| Set task |
Retype all the entries word for word, but omit the pictures.
## Start
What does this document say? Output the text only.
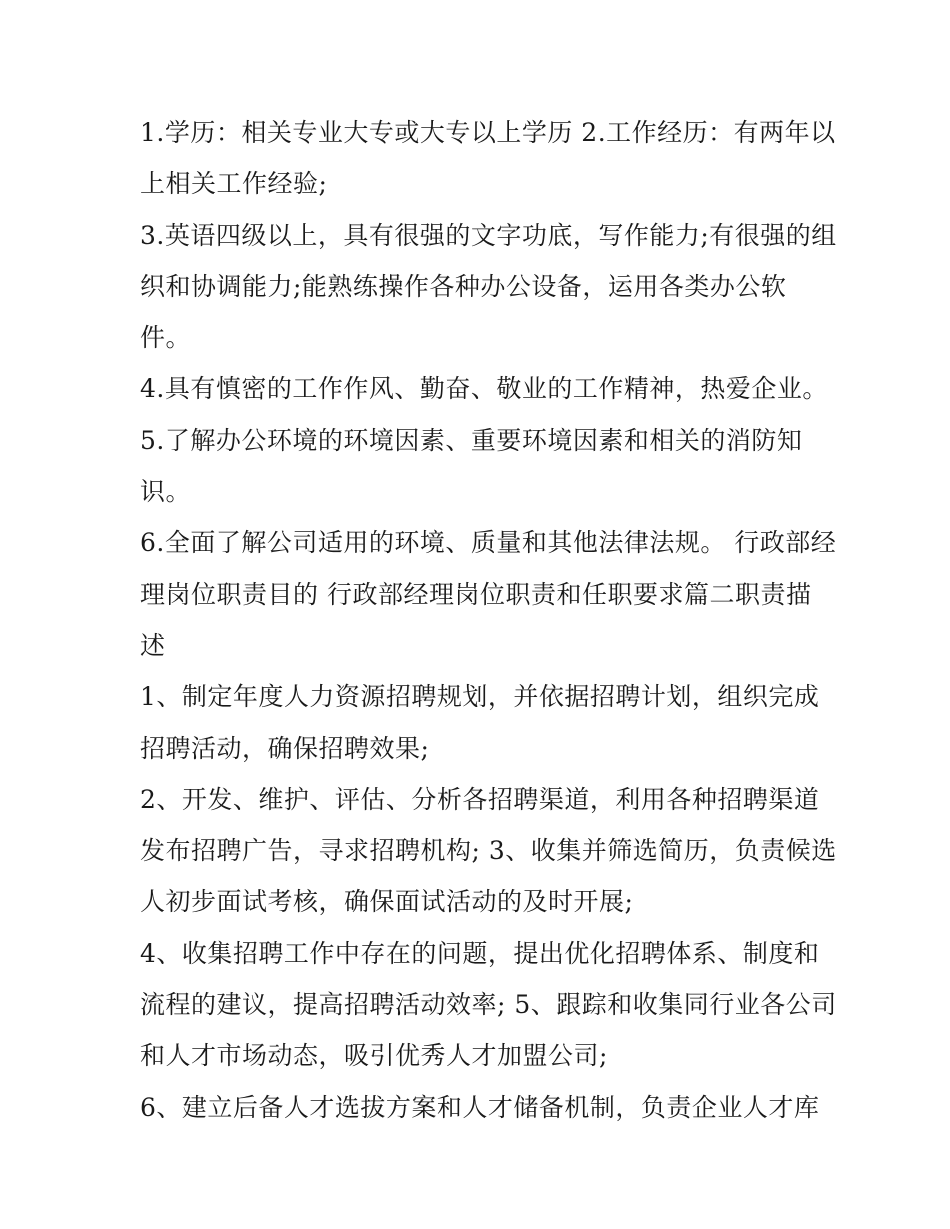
1.学历：相关专业大专或大专以上学历 2.工作经历：有两年以
上相关工作经验;
3.英语四级以上，具有很强的文字功底，写作能力;有很强的组
织和协调能力;能熟练操作各种办公设备，运用各类办公软
件。
4.具有慎密的工作作风、勤奋、敬业的工作精神，热爱企业。
5.了解办公环境的环境因素、重要环境因素和相关的消防知
识。
6.全面了解公司适用的环境、质量和其他法律法规。 行政部经
理岗位职责目的 行政部经理岗位职责和任职要求篇二职责描
述
1、制定年度人力资源招聘规划，并依据招聘计划，组织完成
招聘活动，确保招聘效果;
2、开发、维护、评估、分析各招聘渠道，利用各种招聘渠道
发布招聘广告，寻求招聘机构; 3、收集并筛选简历，负责候选
人初步面试考核，确保面试活动的及时开展;
4、收集招聘工作中存在的问题，提出优化招聘体系、制度和
流程的建议，提高招聘活动效率; 5、跟踪和收集同行业各公司
和人才市场动态，吸引优秀人才加盟公司;
6、建立后备人才选拔方案和人才储备机制，负责企业人才库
## End
| Finished exercise |
What does this document say? Output the text only.
1.学历：相关专业大专或大专以上学历 2.工作经历：有两年以
上相关工作经验;
3.英语四级以上，具有很强的文字功底，写作能力;有很强的组
织和协调能力;能熟练操作各种办公设备，运用各类办公软
件。
4.具有慎密的工作作风、勤奋、敬业的工作精神，热爱企业。
5.了解办公环境的环境因素、重要环境因素和相关的消防知
识。
6.全面了解公司适用的环境、质量和其他法律法规。 行政部经
理岗位职责目的 行政部经理岗位职责和任职要求篇二职责描
述
1、制定年度人力资源招聘规划，并依据招聘计划，组织完成
招聘活动，确保招聘效果;
2、开发、维护、评估、分析各招聘渠道，利用各种招聘渠道
发布招聘广告，寻求招聘机构; 3、收集并筛选简历，负责候选
人初步面试考核，确保面试活动的及时开展;
4、收集招聘工作中存在的问题，提出优化招聘体系、制度和
流程的建议，提高招聘活动效率; 5、跟踪和收集同行业各公司
和人才市场动态，吸引优秀人才加盟公司;
6、建立后备人才选拔方案和人才储备机制，负责企业人才库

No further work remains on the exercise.